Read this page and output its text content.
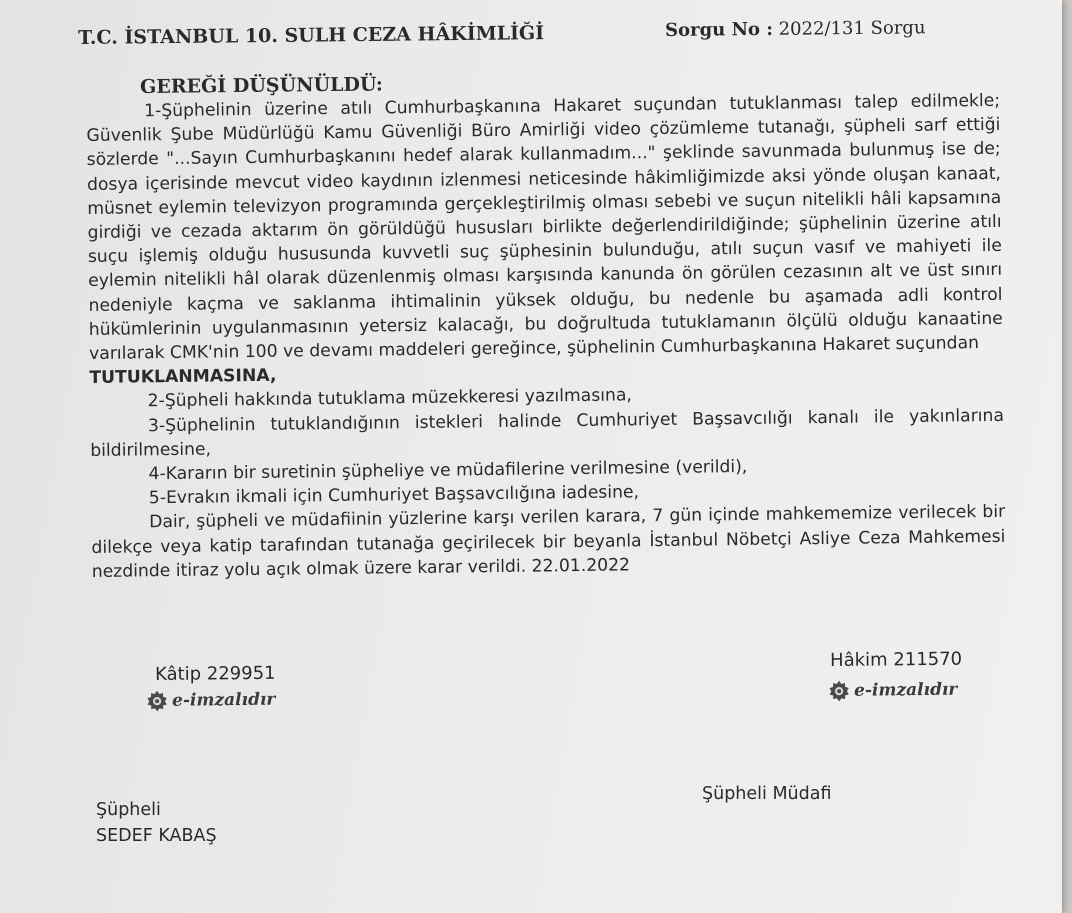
T.C. İSTANBUL 10. SULH CEZA HÂKİMLİĞİ	Sorgu No : 2022/131 Sorgu
GEREĞİ DÜŞÜNÜLDÜ:

1-Şüphelinin üzerine atılı Cumhurbaşkanına Hakaret suçundan tutuklanması talep edilmekle; Güvenlik Şube Müdürlüğü Kamu Güvenliği Büro Amirliği video çözümleme tutanağı, şüpheli sarf ettiği sözlerde "...Sayın Cumhurbaşkanını hedef alarak kullanmadım..." şeklinde savunmada bulunmuş ise de; dosya içerisinde mevcut video kaydının izlenmesi neticesinde hâkimliğimizde aksi yönde oluşan kanaat, müsnet eylemin televizyon programında gerçekleştirilmiş olması sebebi ve suçun nitelikli hâli kapsamına girdiği ve cezada aktarım ön görüldüğü hususları birlikte değerlendirildiğinde; şüphelinin üzerine atılı suçu işlemiş olduğu hususunda kuvvetli suç şüphesinin bulunduğu, atılı suçun vasıf ve mahiyeti ile eylemin nitelikli hâl olarak düzenlenmiş olması karşısında kanunda ön görülen cezasının alt ve üst sınırı nedeniyle kaçma ve saklanma ihtimalinin yüksek olduğu, bu nedenle bu aşamada adli kontrol hükümlerinin uygulanmasının yetersiz kalacağı, bu doğrultuda tutuklamanın ölçülü olduğu kanaatine varılarak CMK'nin 100 ve devamı maddeleri gereğince, şüphelinin Cumhurbaşkanına Hakaret suçundan
TUTUKLANMASINA,

2-Şüpheli hakkında tutuklama müzekkeresi yazılmasına,

3-Şüphelinin tutuklandığının istekleri halinde Cumhuriyet Başsavcılığı kanalı ile yakınlarına bildirilmesine,

4-Kararın bir suretinin şüpheliye ve müdafilerine verilmesine (verildi),

5-Evrakın ikmali için Cumhuriyet Başsavcılığına iadesine,

Dair, şüpheli ve müdafiinin yüzlerine karşı verilen karara, 7 gün içinde mahkememize verilecek bir dilekçe veya katip tarafından tutanağa geçirilecek bir beyanla İstanbul Nöbetçi Asliye Ceza Mahkemesi nezdinde itiraz yolu açık olmak üzere karar verildi. 22.01.2022

Kâtip 229951
e-imzalıdır
Hâkim 211570
e-imzalıdır
Şüpheli
SEDEF KABAŞ
Şüpheli Müdafi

━━━━

Find the string "Cumhuriyet" in the entries above and return each line that holds it.

> [Final answer]:
3-Şüphelinin tutuklandığının istekleri halinde Cumhuriyet Başsavcılığı kanalı ile yakınlarına bildirilmesine,
5-Evrakın ikmali için Cumhuriyet Başsavcılığına iadesine,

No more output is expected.